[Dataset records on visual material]

#####

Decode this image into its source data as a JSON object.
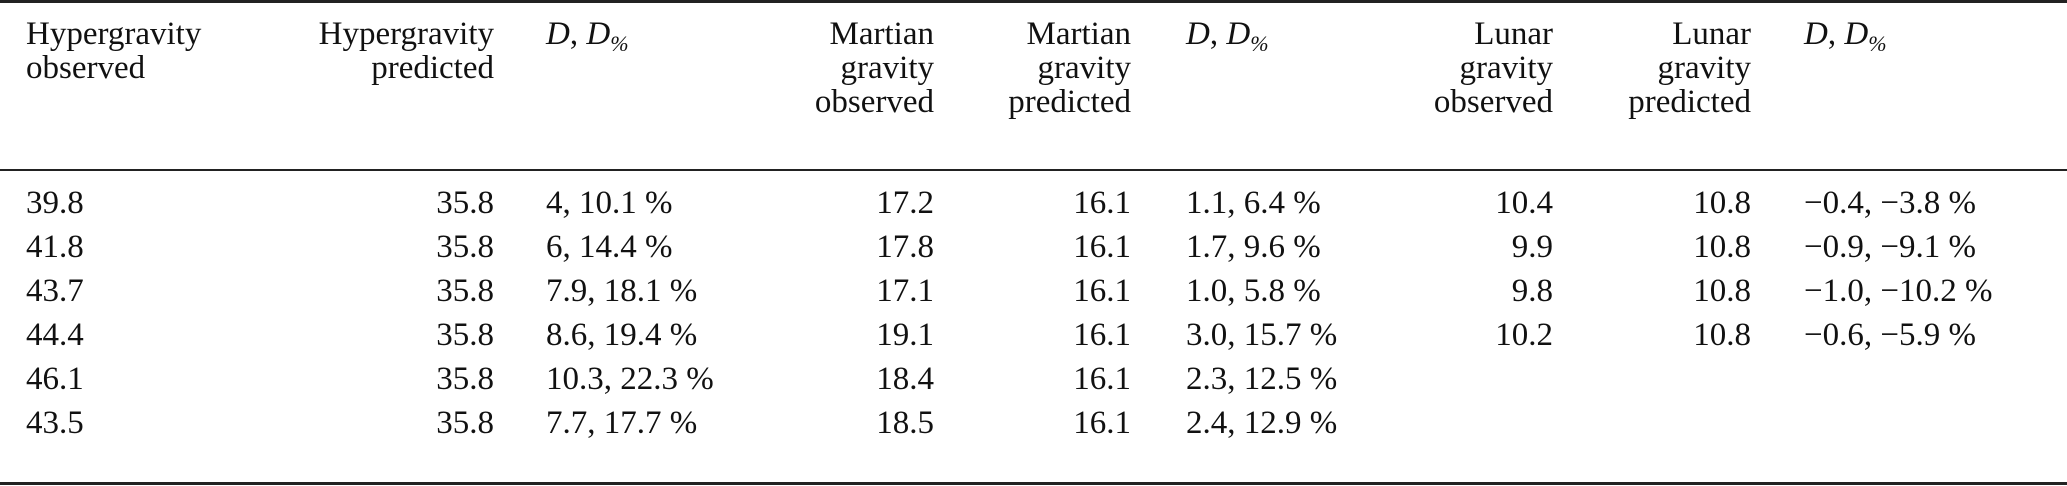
{
  "headers": [
    [
      "Hypergravity",
      "observed"
    ],
    [
      "Hypergravity",
      "predicted"
    ],
    [
      "D, D%"
    ],
    [
      "Martian",
      "gravity",
      "observed"
    ],
    [
      "Martian",
      "gravity",
      "predicted"
    ],
    [
      "D, D%"
    ],
    [
      "Lunar",
      "gravity",
      "observed"
    ],
    [
      "Lunar",
      "gravity",
      "predicted"
    ],
    [
      "D, D%"
    ]
  ],
  "rows": [
    [
      "39.8",
      "35.8",
      "4, 10.1 %",
      "17.2",
      "16.1",
      "1.1, 6.4 %",
      "10.4",
      "10.8",
      "−0.4, −3.8 %"
    ],
    [
      "41.8",
      "35.8",
      "6, 14.4 %",
      "17.8",
      "16.1",
      "1.7, 9.6 %",
      "9.9",
      "10.8",
      "−0.9, −9.1 %"
    ],
    [
      "43.7",
      "35.8",
      "7.9, 18.1 %",
      "17.1",
      "16.1",
      "1.0, 5.8 %",
      "9.8",
      "10.8",
      "−1.0, −10.2 %"
    ],
    [
      "44.4",
      "35.8",
      "8.6, 19.4 %",
      "19.1",
      "16.1",
      "3.0, 15.7 %",
      "10.2",
      "10.8",
      "−0.6, −5.9 %"
    ],
    [
      "46.1",
      "35.8",
      "10.3, 22.3 %",
      "18.4",
      "16.1",
      "2.3, 12.5 %",
      "",
      "",
      ""
    ],
    [
      "43.5",
      "35.8",
      "7.7, 17.7 %",
      "18.5",
      "16.1",
      "2.4, 12.9 %",
      "",
      "",
      ""
    ]
  ]
}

#####

■ Given instruction ■
Repeat the lines above exactly, and keep every picture out.

■ Response to this task ■
Decode this image into its source data as a JSON object.
{
  "headers": [
    [
      "Hypergravity",
      "observed"
    ],
    [
      "Hypergravity",
      "predicted"
    ],
    [
      "D, D%"
    ],
    [
      "Martian",
      "gravity",
      "observed"
    ],
    [
      "Martian",
      "gravity",
      "predicted"
    ],
    [
      "D, D%"
    ],
    [
      "Lunar",
      "gravity",
      "observed"
    ],
    [
      "Lunar",
      "gravity",
      "predicted"
    ],
    [
      "D, D%"
    ]
  ],
  "rows": [
    [
      "39.8",
      "35.8",
      "4, 10.1 %",
      "17.2",
      "16.1",
      "1.1, 6.4 %",
      "10.4",
      "10.8",
      "−0.4, −3.8 %"
    ],
    [
      "41.8",
      "35.8",
      "6, 14.4 %",
      "17.8",
      "16.1",
      "1.7, 9.6 %",
      "9.9",
      "10.8",
      "−0.9, −9.1 %"
    ],
    [
      "43.7",
      "35.8",
      "7.9, 18.1 %",
      "17.1",
      "16.1",
      "1.0, 5.8 %",
      "9.8",
      "10.8",
      "−1.0, −10.2 %"
    ],
    [
      "44.4",
      "35.8",
      "8.6, 19.4 %",
      "19.1",
      "16.1",
      "3.0, 15.7 %",
      "10.2",
      "10.8",
      "−0.6, −5.9 %"
    ],
    [
      "46.1",
      "35.8",
      "10.3, 22.3 %",
      "18.4",
      "16.1",
      "2.3, 12.5 %",
      "",
      "",
      ""
    ],
    [
      "43.5",
      "35.8",
      "7.7, 17.7 %",
      "18.5",
      "16.1",
      "2.4, 12.9 %",
      "",
      "",
      ""
    ]
  ]
}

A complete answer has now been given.